WHAT YOU HAVE TO DO: Output every entry exactly, from the first line to the last.

(Dataset records)

########

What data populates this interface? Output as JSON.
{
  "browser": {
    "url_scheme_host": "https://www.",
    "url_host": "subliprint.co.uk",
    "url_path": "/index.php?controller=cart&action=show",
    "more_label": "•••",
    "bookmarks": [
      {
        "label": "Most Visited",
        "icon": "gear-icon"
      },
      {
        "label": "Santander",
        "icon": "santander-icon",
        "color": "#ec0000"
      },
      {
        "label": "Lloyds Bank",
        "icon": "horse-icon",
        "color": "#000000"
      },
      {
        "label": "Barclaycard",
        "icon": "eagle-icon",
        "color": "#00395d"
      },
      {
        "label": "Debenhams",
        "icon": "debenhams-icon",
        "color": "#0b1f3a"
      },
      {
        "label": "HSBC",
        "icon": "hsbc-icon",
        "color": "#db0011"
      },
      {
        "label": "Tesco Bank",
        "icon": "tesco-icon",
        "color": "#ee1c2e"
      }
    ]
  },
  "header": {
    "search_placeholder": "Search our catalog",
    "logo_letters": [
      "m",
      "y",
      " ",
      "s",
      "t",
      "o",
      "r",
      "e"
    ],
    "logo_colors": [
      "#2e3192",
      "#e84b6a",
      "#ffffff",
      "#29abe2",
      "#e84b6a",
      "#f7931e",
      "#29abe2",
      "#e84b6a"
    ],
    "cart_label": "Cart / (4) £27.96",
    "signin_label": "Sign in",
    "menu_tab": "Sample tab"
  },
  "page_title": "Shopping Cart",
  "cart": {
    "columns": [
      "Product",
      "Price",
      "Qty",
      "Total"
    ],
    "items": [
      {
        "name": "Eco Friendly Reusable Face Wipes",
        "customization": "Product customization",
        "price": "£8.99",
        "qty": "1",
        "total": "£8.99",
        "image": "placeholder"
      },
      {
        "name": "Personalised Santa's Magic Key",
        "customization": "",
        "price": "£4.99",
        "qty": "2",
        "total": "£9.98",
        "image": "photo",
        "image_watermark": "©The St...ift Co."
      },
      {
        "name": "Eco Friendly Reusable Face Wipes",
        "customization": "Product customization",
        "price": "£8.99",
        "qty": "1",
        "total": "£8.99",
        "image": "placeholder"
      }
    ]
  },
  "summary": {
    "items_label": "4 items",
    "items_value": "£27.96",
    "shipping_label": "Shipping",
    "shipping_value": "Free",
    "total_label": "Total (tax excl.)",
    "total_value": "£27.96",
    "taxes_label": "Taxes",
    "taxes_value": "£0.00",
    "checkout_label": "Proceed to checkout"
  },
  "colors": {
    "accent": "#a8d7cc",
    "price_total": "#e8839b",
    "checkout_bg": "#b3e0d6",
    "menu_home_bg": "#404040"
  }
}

########

ANSWER TO THIS EXERCISE:
What data populates this interface? Output as JSON.
{
  "browser": {
    "url_scheme_host": "https://www.",
    "url_host": "subliprint.co.uk",
    "url_path": "/index.php?controller=cart&action=show",
    "more_label": "•••",
    "bookmarks": [
      {
        "label": "Most Visited",
        "icon": "gear-icon"
      },
      {
        "label": "Santander",
        "icon": "santander-icon",
        "color": "#ec0000"
      },
      {
        "label": "Lloyds Bank",
        "icon": "horse-icon",
        "color": "#000000"
      },
      {
        "label": "Barclaycard",
        "icon": "eagle-icon",
        "color": "#00395d"
      },
      {
        "label": "Debenhams",
        "icon": "debenhams-icon",
        "color": "#0b1f3a"
      },
      {
        "label": "HSBC",
        "icon": "hsbc-icon",
        "color": "#db0011"
      },
      {
        "label": "Tesco Bank",
        "icon": "tesco-icon",
        "color": "#ee1c2e"
      }
    ]
  },
  "header": {
    "search_placeholder": "Search our catalog",
    "logo_letters": [
      "m",
      "y",
      " ",
      "s",
      "t",
      "o",
      "r",
      "e"
    ],
    "logo_colors": [
      "#2e3192",
      "#e84b6a",
      "#ffffff",
      "#29abe2",
      "#e84b6a",
      "#f7931e",
      "#29abe2",
      "#e84b6a"
    ],
    "cart_label": "Cart / (4) £27.96",
    "signin_label": "Sign in",
    "menu_tab": "Sample tab"
  },
  "page_title": "Shopping Cart",
  "cart": {
    "columns": [
      "Product",
      "Price",
      "Qty",
      "Total"
    ],
    "items": [
      {
        "name": "Eco Friendly Reusable Face Wipes",
        "customization": "Product customization",
        "price": "£8.99",
        "qty": "1",
        "total": "£8.99",
        "image": "placeholder"
      },
      {
        "name": "Personalised Santa's Magic Key",
        "customization": "",
        "price": "£4.99",
        "qty": "2",
        "total": "£9.98",
        "image": "photo",
        "image_watermark": "©The St...ift Co."
      },
      {
        "name": "Eco Friendly Reusable Face Wipes",
        "customization": "Product customization",
        "price": "£8.99",
        "qty": "1",
        "total": "£8.99",
        "image": "placeholder"
      }
    ]
  },
  "summary": {
    "items_label": "4 items",
    "items_value": "£27.96",
    "shipping_label": "Shipping",
    "shipping_value": "Free",
    "total_label": "Total (tax excl.)",
    "total_value": "£27.96",
    "taxes_label": "Taxes",
    "taxes_value": "£0.00",
    "checkout_label": "Proceed to checkout"
  },
  "colors": {
    "accent": "#a8d7cc",
    "price_total": "#e8839b",
    "checkout_bg": "#b3e0d6",
    "menu_home_bg": "#404040"
  }
}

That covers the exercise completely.